▶ [Given problem]
According to the excerpt below on the balanced risk strategy, what annualized return and volatility has the strategy's composite delivered since its inception?

▶ [Document excerpt]
******************************

The Manager's Global Asset Allocation investment team manages approximately US$10.3 billion, including approximately US$2.1 billion using the balanced risk strategy described above. The performance of this strategy and, for comparison purposes, the Barclays Capital 3-Month US Treasury Bellwether Index and a "60/40 World Balanced" (representing 60% MSCI World Equity Index/40% Barclays Aggregate Bond Index, in US dollars) is shown in the following chart⁶.

img-1.jpeg

⁶ Source: Invesco (shown in US Dollars gross of fees). Past performance is not a guide to future returns.


On an annualised basis Invesco's balanced risk strategy composite has returned 12.7% per annum with volatility of 11.7% since its inception. Excluding the exceptionally volatile last three months of 2008 the returns are 15.3% per annum with volatility of 8.7%.

The Directors are proposing, following discussions with Shareholders, that the Hedge Fund Portfolio adopt the balanced risk strategy used by Manager's Global Asset Allocation investment team. Accordingly, the Directors are recommending that the Portfolio's investment objective be changed to provide Shareholders with an attractive total return in differing economic and inflationary environments, and with low correlation to equity and bond market indices by gaining exposure to three asset classes (debt securities, equities and commodities) and that its investment policy be amended so that the Portfolio will mainly invest in cash, cash equivalents and exchange-traded futures contracts. The return on the Portfolio will be in the form of capital returns from the futures contracts and income from the cash and cash equivalents. However, as income will depend on interest rates, the income available for distribution, if any, will fluctuate and, accordingly, there may be periods in respect of which no dividends are paid (historically, dividends have not been paid on the Hedge Fund Shares). The Directors will assess performance of the Portfolio against returns from cash and from a balanced 60/40 equity and bond portfolio.

******************************

▶ [Raw data]
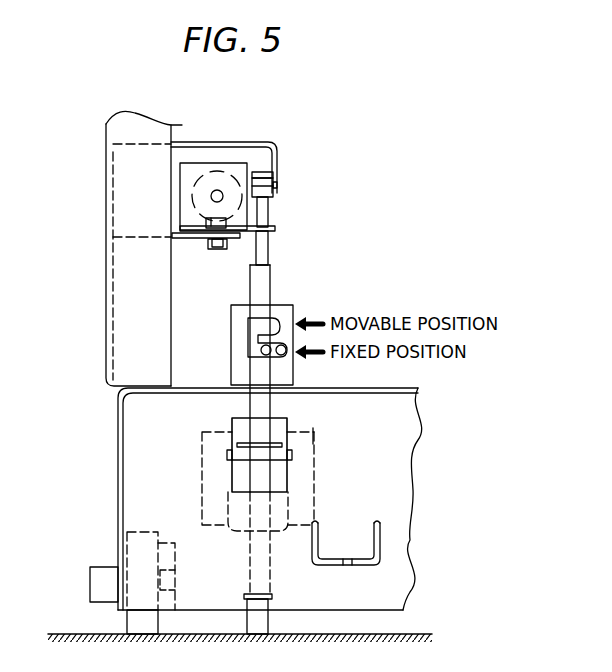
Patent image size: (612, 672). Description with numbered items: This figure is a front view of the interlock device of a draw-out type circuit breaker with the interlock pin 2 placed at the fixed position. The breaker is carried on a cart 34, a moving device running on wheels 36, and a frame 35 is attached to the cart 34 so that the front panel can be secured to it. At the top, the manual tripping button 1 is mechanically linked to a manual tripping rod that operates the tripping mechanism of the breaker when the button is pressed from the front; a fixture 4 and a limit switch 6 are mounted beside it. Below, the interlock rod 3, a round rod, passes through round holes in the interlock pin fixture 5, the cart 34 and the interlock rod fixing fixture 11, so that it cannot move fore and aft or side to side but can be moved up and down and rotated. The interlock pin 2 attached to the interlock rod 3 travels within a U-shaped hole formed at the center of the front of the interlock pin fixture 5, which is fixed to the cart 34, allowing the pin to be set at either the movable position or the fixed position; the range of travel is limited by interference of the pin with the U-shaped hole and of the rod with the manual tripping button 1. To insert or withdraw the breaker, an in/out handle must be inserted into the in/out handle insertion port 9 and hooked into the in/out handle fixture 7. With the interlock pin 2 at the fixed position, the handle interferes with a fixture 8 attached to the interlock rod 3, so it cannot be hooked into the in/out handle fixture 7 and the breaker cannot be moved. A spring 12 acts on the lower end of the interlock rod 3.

******************************

▶ [Completed exercise]
It has returned 12.7% per annum, with volatility of 11.7%.